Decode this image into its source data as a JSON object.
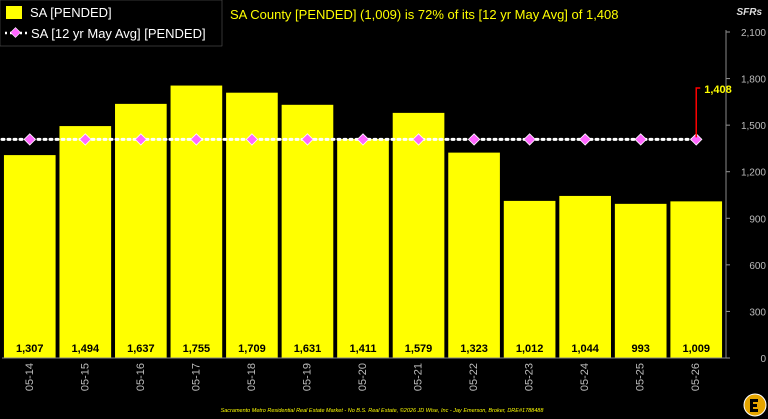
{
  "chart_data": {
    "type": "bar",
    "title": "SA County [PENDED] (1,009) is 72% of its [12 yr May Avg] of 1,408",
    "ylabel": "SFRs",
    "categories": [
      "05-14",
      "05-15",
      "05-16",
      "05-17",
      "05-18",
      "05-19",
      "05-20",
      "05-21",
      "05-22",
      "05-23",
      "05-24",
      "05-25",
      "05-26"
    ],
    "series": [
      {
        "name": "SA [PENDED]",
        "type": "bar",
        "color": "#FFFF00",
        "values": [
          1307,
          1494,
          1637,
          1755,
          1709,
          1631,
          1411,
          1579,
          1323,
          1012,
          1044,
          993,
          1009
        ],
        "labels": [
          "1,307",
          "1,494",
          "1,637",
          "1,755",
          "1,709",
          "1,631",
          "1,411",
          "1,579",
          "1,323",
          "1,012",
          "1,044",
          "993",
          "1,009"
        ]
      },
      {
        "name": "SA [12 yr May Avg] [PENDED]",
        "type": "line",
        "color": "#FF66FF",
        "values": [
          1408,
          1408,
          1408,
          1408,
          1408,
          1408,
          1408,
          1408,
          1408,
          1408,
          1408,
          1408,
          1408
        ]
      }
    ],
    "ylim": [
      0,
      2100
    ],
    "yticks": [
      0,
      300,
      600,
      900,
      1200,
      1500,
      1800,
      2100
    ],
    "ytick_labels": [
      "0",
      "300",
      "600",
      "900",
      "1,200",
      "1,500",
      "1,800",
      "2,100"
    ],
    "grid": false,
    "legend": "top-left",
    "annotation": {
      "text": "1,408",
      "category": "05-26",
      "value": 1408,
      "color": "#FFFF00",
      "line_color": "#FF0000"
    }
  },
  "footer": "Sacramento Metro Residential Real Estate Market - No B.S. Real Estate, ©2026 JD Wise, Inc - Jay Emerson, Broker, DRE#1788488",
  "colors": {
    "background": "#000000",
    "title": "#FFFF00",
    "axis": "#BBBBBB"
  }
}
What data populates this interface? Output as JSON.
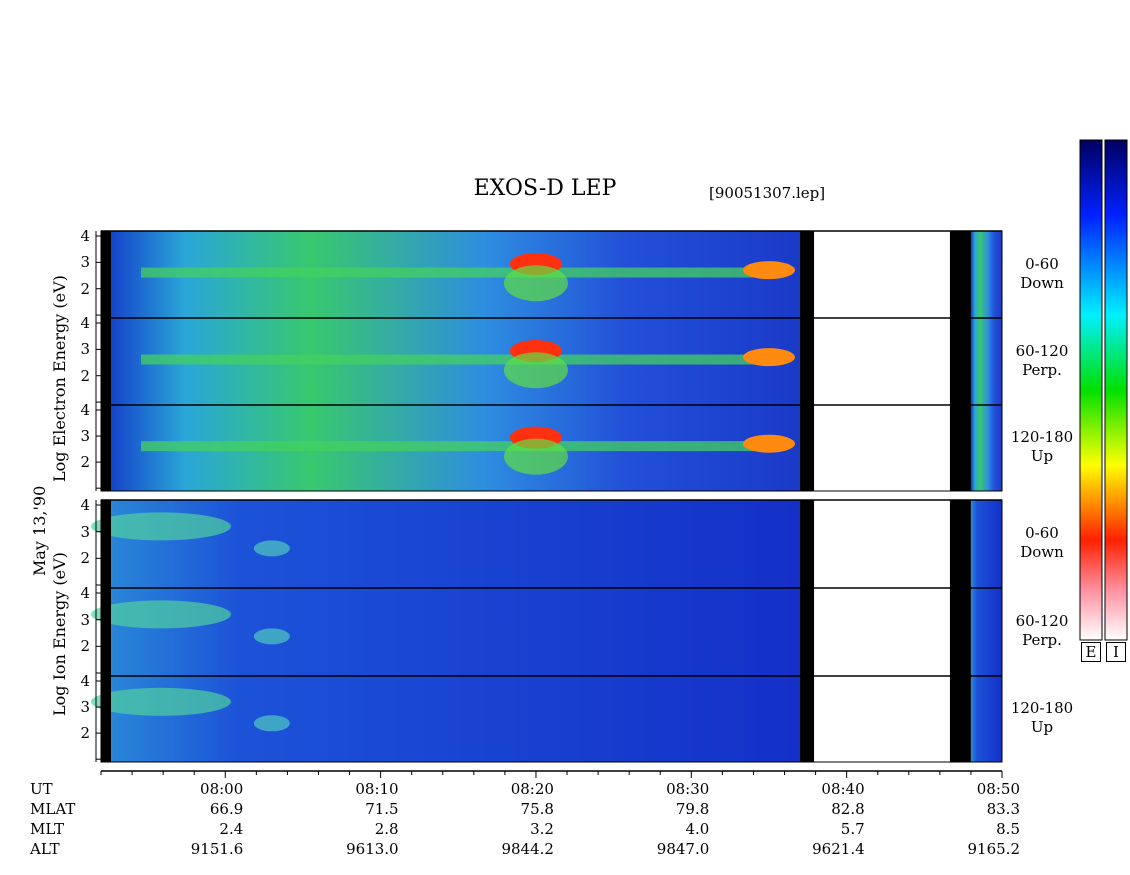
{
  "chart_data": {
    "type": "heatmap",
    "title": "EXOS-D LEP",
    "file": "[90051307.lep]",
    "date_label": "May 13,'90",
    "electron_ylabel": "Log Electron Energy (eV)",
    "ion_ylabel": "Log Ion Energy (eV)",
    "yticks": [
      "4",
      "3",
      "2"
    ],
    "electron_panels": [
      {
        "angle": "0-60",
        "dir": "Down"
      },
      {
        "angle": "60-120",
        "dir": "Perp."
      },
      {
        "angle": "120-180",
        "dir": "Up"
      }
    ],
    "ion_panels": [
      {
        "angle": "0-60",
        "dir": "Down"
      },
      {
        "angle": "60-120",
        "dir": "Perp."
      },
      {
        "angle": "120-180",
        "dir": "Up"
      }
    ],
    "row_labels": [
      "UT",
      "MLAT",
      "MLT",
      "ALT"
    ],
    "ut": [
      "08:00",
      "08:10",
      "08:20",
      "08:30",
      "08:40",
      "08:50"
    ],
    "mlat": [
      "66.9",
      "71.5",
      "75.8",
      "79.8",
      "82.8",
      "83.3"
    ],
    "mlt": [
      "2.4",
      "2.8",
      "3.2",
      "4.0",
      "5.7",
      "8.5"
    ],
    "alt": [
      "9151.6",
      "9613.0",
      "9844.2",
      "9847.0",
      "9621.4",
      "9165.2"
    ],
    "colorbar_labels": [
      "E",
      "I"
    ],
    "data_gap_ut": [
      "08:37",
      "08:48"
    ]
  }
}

--------------------------------------------------

Copy all the records above exactly, but leave out the pictures.

Decode this image into its source data as a JSON object.
{
  "chart_data": {
    "type": "bar",
    "title": "SA County [PENDED] (1,009) is 72% of its [12 yr May Avg] of 1,408",
    "ylabel": "SFRs",
    "categories": [
      "05-14",
      "05-15",
      "05-16",
      "05-17",
      "05-18",
      "05-19",
      "05-20",
      "05-21",
      "05-22",
      "05-23",
      "05-24",
      "05-25",
      "05-26"
    ],
    "series": [
      {
        "name": "SA [PENDED]",
        "type": "bar",
        "color": "#FFFF00",
        "values": [
          1307,
          1494,
          1637,
          1755,
          1709,
          1631,
          1411,
          1579,
          1323,
          1012,
          1044,
          993,
          1009
        ],
        "labels": [
          "1,307",
          "1,494",
          "1,637",
          "1,755",
          "1,709",
          "1,631",
          "1,411",
          "1,579",
          "1,323",
          "1,012",
          "1,044",
          "993",
          "1,009"
        ]
      },
      {
        "name": "SA [12 yr May Avg] [PENDED]",
        "type": "line",
        "color": "#FF66FF",
        "values": [
          1408,
          1408,
          1408,
          1408,
          1408,
          1408,
          1408,
          1408,
          1408,
          1408,
          1408,
          1408,
          1408
        ]
      }
    ],
    "ylim": [
      0,
      2100
    ],
    "yticks": [
      0,
      300,
      600,
      900,
      1200,
      1500,
      1800,
      2100
    ],
    "ytick_labels": [
      "0",
      "300",
      "600",
      "900",
      "1,200",
      "1,500",
      "1,800",
      "2,100"
    ],
    "grid": false,
    "legend": "top-left",
    "annotation": {
      "text": "1,408",
      "category": "05-26",
      "value": 1408,
      "color": "#FFFF00",
      "line_color": "#FF0000"
    }
  },
  "footer": "Sacramento Metro Residential Real Estate Market - No B.S. Real Estate, ©2026 JD Wise, Inc - Jay Emerson, Broker, DRE#1788488",
  "colors": {
    "background": "#000000",
    "title": "#FFFF00",
    "axis": "#BBBBBB"
  }
}
What data populates this interface? Output as JSON.
{
  "chart_data": {
    "type": "heatmap",
    "title": "EXOS-D LEP",
    "file": "[90051307.lep]",
    "date_label": "May 13,'90",
    "electron_ylabel": "Log Electron Energy (eV)",
    "ion_ylabel": "Log Ion Energy (eV)",
    "yticks": [
      "4",
      "3",
      "2"
    ],
    "electron_panels": [
      {
        "angle": "0-60",
        "dir": "Down"
      },
      {
        "angle": "60-120",
        "dir": "Perp."
      },
      {
        "angle": "120-180",
        "dir": "Up"
      }
    ],
    "ion_panels": [
      {
        "angle": "0-60",
        "dir": "Down"
      },
      {
        "angle": "60-120",
        "dir": "Perp."
      },
      {
        "angle": "120-180",
        "dir": "Up"
      }
    ],
    "row_labels": [
      "UT",
      "MLAT",
      "MLT",
      "ALT"
    ],
    "ut": [
      "08:00",
      "08:10",
      "08:20",
      "08:30",
      "08:40",
      "08:50"
    ],
    "mlat": [
      "66.9",
      "71.5",
      "75.8",
      "79.8",
      "82.8",
      "83.3"
    ],
    "mlt": [
      "2.4",
      "2.8",
      "3.2",
      "4.0",
      "5.7",
      "8.5"
    ],
    "alt": [
      "9151.6",
      "9613.0",
      "9844.2",
      "9847.0",
      "9621.4",
      "9165.2"
    ],
    "colorbar_labels": [
      "E",
      "I"
    ],
    "data_gap_ut": [
      "08:37",
      "08:48"
    ]
  }
}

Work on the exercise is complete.